◆ Given task:
Look through the data below and work out how many lines contain the string "this". Give the number alone.

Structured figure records

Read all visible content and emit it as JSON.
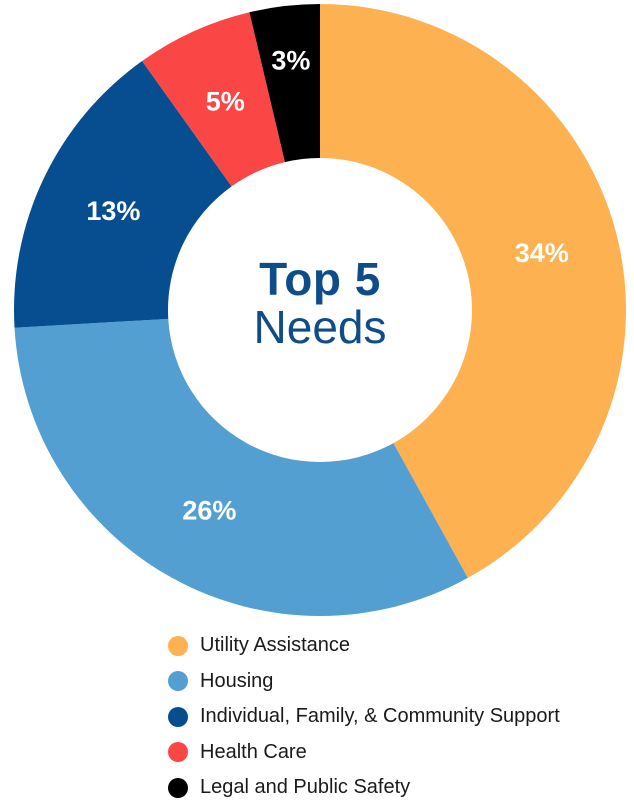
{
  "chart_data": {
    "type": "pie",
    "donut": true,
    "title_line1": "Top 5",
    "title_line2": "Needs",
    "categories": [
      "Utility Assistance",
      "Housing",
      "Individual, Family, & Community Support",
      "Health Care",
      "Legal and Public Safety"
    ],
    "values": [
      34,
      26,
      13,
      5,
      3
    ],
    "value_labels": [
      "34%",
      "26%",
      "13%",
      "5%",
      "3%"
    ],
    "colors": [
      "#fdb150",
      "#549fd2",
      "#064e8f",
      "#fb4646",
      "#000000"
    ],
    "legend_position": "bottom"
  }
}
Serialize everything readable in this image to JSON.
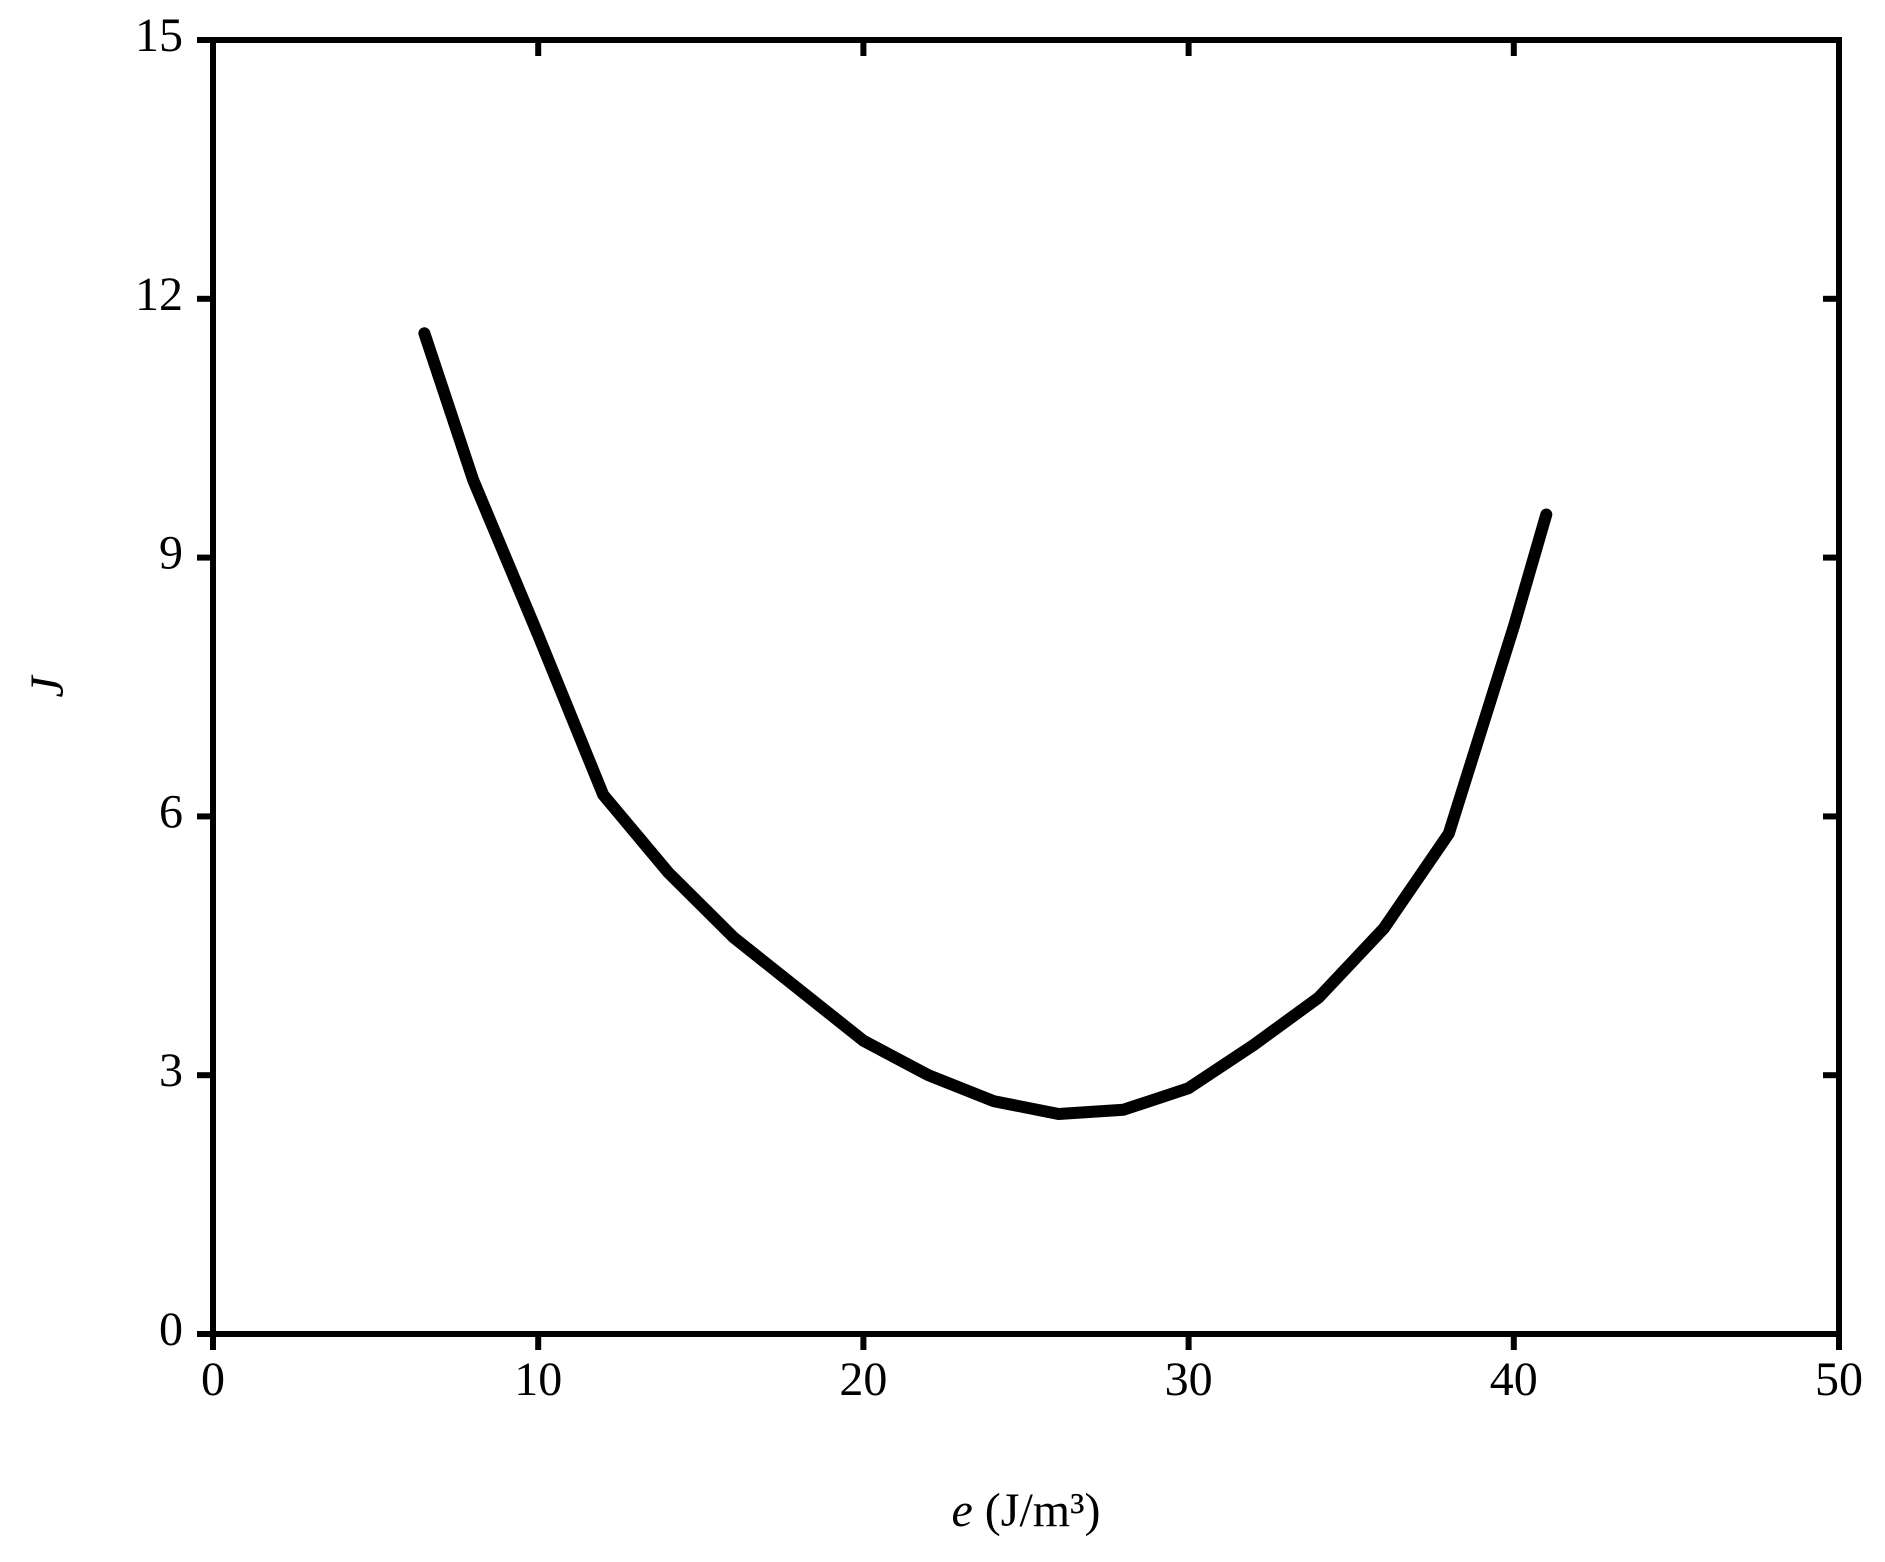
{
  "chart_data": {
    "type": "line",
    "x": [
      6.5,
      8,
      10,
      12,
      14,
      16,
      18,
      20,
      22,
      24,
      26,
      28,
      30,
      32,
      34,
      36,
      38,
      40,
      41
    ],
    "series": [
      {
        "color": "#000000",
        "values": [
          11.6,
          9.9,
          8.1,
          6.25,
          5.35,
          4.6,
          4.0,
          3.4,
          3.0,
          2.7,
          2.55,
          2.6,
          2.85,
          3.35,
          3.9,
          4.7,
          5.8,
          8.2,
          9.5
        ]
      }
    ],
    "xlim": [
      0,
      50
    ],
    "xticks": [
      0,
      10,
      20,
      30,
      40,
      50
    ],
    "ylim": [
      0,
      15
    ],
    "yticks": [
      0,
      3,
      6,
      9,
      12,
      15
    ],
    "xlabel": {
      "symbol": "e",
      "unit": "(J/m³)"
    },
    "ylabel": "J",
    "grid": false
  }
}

--

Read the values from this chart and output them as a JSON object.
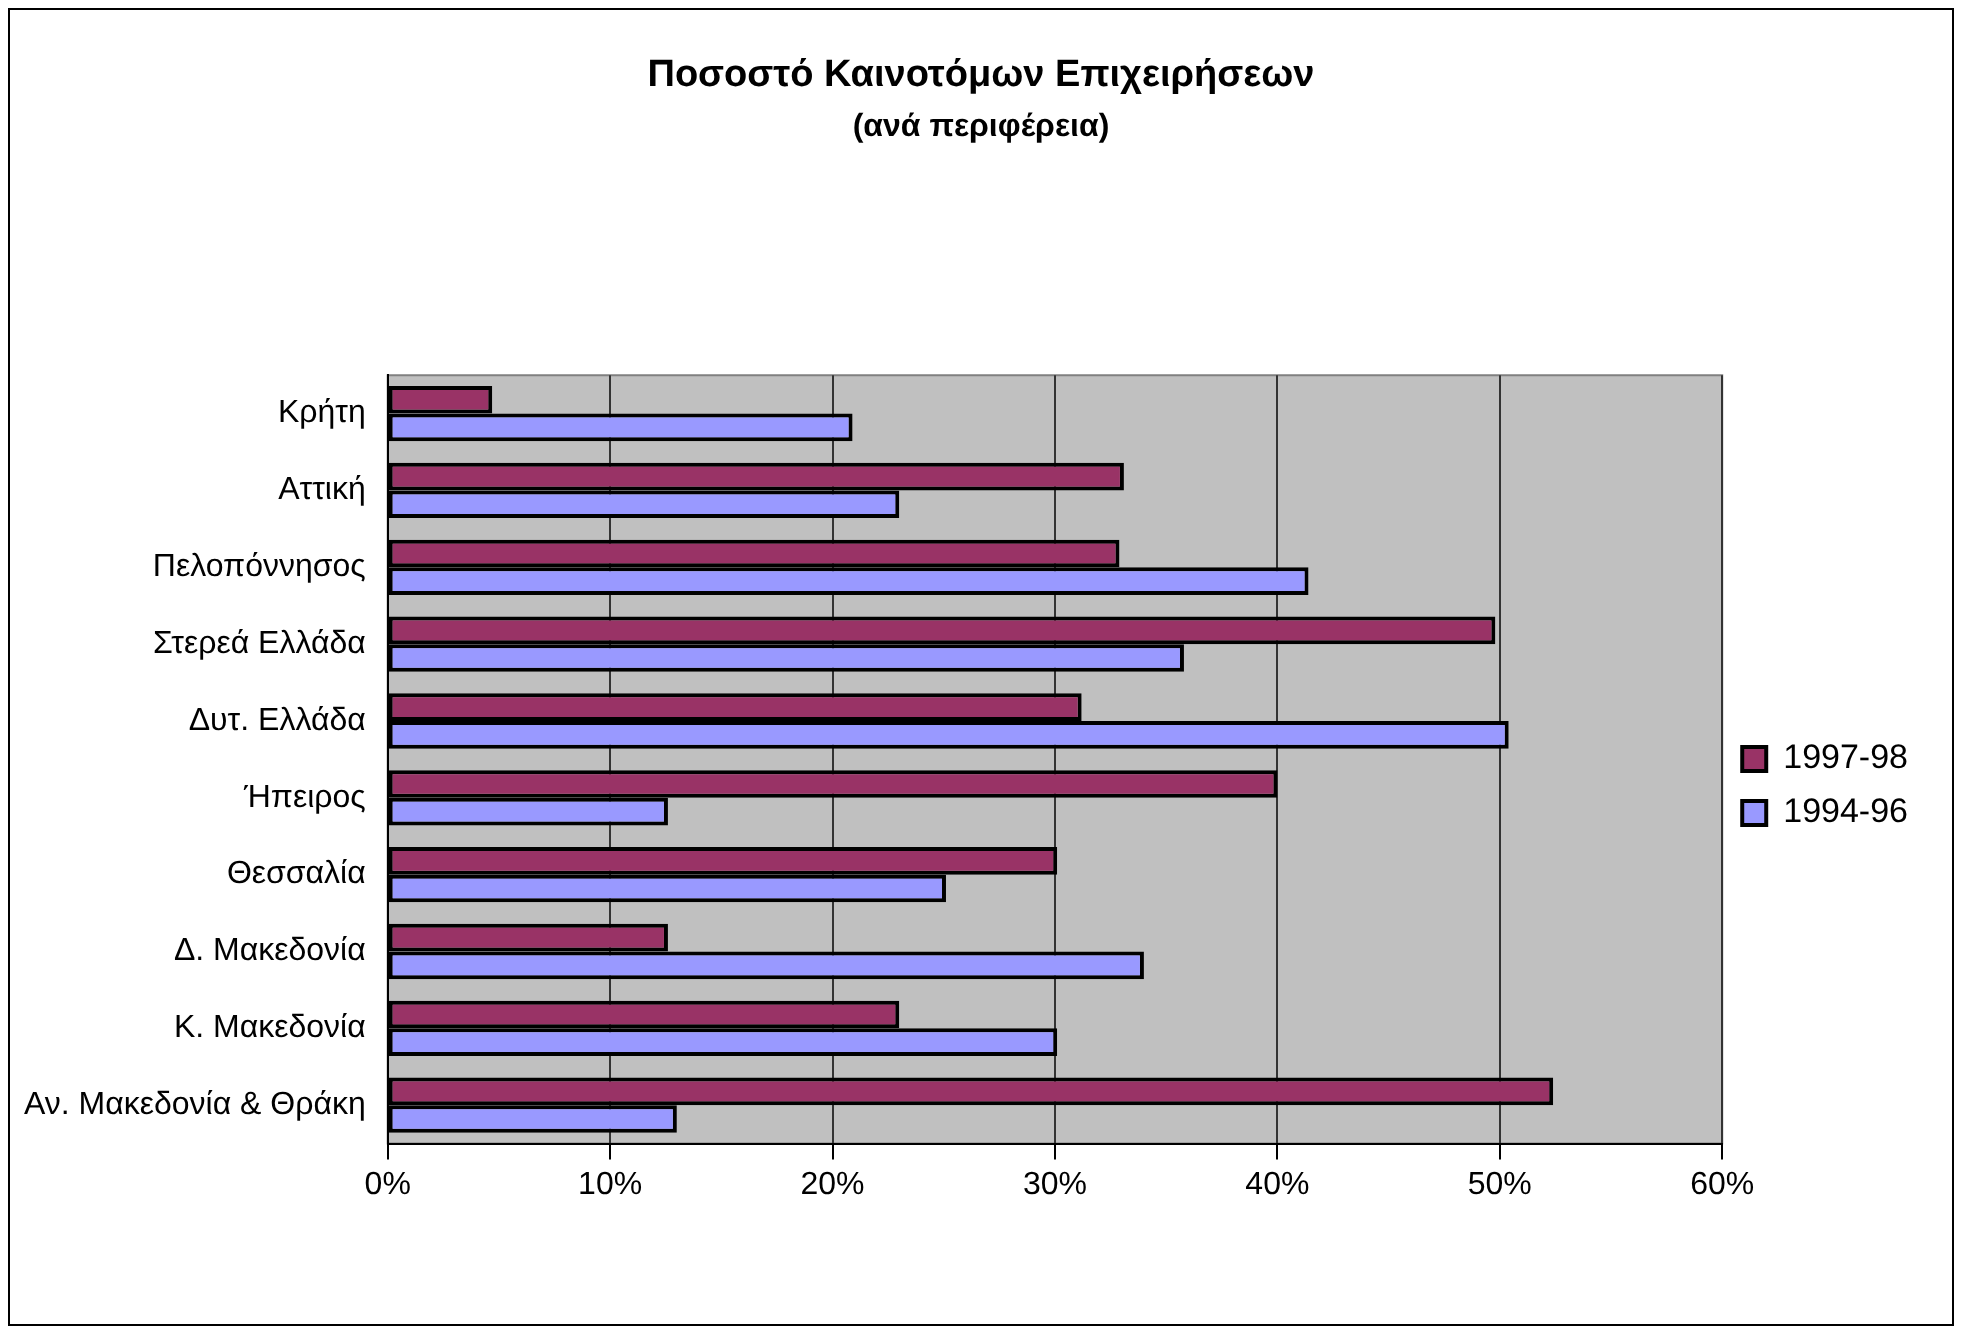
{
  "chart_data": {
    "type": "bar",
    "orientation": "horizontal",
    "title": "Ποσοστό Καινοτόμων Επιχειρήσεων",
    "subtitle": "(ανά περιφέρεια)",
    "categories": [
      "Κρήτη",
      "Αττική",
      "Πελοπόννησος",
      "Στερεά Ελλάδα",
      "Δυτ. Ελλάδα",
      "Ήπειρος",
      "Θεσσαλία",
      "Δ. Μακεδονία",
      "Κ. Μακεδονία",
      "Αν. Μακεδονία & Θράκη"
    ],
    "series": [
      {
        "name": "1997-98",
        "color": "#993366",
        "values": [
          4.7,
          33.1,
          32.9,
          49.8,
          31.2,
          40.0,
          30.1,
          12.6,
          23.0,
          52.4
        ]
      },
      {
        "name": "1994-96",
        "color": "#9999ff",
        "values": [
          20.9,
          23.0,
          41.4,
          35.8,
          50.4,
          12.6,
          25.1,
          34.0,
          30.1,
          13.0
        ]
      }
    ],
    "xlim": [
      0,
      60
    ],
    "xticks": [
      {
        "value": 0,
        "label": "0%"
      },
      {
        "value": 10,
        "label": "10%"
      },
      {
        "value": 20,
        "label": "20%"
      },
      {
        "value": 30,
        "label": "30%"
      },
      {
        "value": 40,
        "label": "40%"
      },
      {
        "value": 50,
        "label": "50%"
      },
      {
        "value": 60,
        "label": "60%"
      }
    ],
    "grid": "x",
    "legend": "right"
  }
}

◆ Result of the task:
2